_What the task requires_:
Give back all the data exactly, line by line.

(Saved data entries)
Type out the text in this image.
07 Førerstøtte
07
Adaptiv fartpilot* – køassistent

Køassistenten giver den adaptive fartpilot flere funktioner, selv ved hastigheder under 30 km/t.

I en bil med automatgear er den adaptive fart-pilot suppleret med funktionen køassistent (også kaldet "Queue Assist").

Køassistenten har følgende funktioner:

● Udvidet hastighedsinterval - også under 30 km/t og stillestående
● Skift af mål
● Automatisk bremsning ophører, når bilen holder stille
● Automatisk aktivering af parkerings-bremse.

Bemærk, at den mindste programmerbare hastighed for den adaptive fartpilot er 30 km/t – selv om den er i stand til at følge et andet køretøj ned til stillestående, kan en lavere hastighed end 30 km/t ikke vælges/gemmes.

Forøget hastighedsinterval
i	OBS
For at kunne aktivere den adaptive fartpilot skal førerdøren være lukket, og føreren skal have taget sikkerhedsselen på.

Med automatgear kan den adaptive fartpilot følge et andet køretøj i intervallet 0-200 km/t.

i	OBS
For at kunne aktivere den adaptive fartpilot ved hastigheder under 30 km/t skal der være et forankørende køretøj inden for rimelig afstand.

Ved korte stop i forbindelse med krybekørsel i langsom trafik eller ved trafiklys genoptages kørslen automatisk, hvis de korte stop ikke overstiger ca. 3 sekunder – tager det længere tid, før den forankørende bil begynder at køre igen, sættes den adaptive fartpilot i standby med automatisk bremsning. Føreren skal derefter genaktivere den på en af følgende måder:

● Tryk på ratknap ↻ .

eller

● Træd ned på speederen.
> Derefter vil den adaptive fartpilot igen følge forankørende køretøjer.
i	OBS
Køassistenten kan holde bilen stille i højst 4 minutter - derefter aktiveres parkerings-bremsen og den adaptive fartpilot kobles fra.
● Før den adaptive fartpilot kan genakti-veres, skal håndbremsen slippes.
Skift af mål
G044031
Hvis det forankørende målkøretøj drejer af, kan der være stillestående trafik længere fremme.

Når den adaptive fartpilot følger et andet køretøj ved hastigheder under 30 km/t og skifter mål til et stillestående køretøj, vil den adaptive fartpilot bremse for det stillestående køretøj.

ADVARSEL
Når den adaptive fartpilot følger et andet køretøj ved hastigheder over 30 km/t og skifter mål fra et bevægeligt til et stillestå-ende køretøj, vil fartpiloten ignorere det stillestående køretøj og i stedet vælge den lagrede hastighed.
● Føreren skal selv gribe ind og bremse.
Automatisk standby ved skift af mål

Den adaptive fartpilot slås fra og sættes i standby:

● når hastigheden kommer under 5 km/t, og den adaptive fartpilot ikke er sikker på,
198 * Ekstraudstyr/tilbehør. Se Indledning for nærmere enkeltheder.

_Output_:
Type out the text in this image.
07 Førerstøtte
07
Adaptiv fartpilot* – køassistent

Køassistenten giver den adaptive fartpilot flere funktioner, selv ved hastigheder under 30 km/t.

I en bil med automatgear er den adaptive fart-pilot suppleret med funktionen køassistent (også kaldet "Queue Assist").

Køassistenten har følgende funktioner:

● Udvidet hastighedsinterval - også under 30 km/t og stillestående
● Skift af mål
● Automatisk bremsning ophører, når bilen holder stille
● Automatisk aktivering af parkerings-bremse.

Bemærk, at den mindste programmerbare hastighed for den adaptive fartpilot er 30 km/t – selv om den er i stand til at følge et andet køretøj ned til stillestående, kan en lavere hastighed end 30 km/t ikke vælges/gemmes.

Forøget hastighedsinterval
i	OBS
For at kunne aktivere den adaptive fartpilot skal førerdøren være lukket, og føreren skal have taget sikkerhedsselen på.

Med automatgear kan den adaptive fartpilot følge et andet køretøj i intervallet 0-200 km/t.

i	OBS
For at kunne aktivere den adaptive fartpilot ved hastigheder under 30 km/t skal der være et forankørende køretøj inden for rimelig afstand.

Ved korte stop i forbindelse med krybekørsel i langsom trafik eller ved trafiklys genoptages kørslen automatisk, hvis de korte stop ikke overstiger ca. 3 sekunder – tager det længere tid, før den forankørende bil begynder at køre igen, sættes den adaptive fartpilot i standby med automatisk bremsning. Føreren skal derefter genaktivere den på en af følgende måder:

● Tryk på ratknap ↻ .

eller

● Træd ned på speederen.
> Derefter vil den adaptive fartpilot igen følge forankørende køretøjer.
i	OBS
Køassistenten kan holde bilen stille i højst 4 minutter - derefter aktiveres parkerings-bremsen og den adaptive fartpilot kobles fra.
● Før den adaptive fartpilot kan genakti-veres, skal håndbremsen slippes.
Skift af mål
G044031
Hvis det forankørende målkøretøj drejer af, kan der være stillestående trafik længere fremme.

Når den adaptive fartpilot følger et andet køretøj ved hastigheder under 30 km/t og skifter mål til et stillestående køretøj, vil den adaptive fartpilot bremse for det stillestående køretøj.

ADVARSEL
Når den adaptive fartpilot følger et andet køretøj ved hastigheder over 30 km/t og skifter mål fra et bevægeligt til et stillestå-ende køretøj, vil fartpiloten ignorere det stillestående køretøj og i stedet vælge den lagrede hastighed.
● Føreren skal selv gribe ind og bremse.
Automatisk standby ved skift af mål

Den adaptive fartpilot slås fra og sættes i standby:

● når hastigheden kommer under 5 km/t, og den adaptive fartpilot ikke er sikker på,
198 * Ekstraudstyr/tilbehør. Se Indledning for nærmere enkeltheder.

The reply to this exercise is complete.